Problem statement
Please copy every line of the records below that holds the word "subtitle".

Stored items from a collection
━━━━━━━━━━━━━━━━━━━━━━━━━━━━━━
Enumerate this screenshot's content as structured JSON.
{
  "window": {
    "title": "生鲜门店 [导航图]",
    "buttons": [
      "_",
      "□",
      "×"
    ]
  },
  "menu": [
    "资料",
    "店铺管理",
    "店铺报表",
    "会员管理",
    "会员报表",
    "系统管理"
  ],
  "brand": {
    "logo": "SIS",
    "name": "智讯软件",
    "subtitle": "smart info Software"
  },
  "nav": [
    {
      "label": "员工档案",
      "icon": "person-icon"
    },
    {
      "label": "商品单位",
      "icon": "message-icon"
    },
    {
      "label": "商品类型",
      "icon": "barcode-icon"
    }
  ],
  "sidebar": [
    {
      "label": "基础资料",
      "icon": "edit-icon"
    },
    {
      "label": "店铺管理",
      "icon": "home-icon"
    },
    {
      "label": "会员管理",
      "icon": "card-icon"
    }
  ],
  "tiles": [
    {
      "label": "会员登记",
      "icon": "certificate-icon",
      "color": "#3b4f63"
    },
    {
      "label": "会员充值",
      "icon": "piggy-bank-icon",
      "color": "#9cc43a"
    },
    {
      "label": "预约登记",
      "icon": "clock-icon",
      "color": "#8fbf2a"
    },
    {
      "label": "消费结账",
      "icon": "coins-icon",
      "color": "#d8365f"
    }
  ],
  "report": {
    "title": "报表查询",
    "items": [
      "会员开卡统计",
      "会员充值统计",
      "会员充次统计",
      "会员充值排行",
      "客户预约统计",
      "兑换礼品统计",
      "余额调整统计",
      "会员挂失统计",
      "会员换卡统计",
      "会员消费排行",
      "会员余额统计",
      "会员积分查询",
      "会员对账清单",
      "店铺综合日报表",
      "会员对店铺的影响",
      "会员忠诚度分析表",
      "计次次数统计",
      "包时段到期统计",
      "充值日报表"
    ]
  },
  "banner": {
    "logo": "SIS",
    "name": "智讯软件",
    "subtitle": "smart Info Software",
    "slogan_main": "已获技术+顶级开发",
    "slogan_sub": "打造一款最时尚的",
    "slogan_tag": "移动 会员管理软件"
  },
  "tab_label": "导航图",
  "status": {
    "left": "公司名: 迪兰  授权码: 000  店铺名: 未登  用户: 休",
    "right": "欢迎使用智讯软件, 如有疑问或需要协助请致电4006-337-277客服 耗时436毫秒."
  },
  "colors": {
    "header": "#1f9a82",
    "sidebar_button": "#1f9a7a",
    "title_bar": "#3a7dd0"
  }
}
━━━━━━━━━━━━━━━━━━━━━━━━━━━━━━
Output for this task
    "subtitle": "smart info Software"
    "subtitle": "smart Info Software",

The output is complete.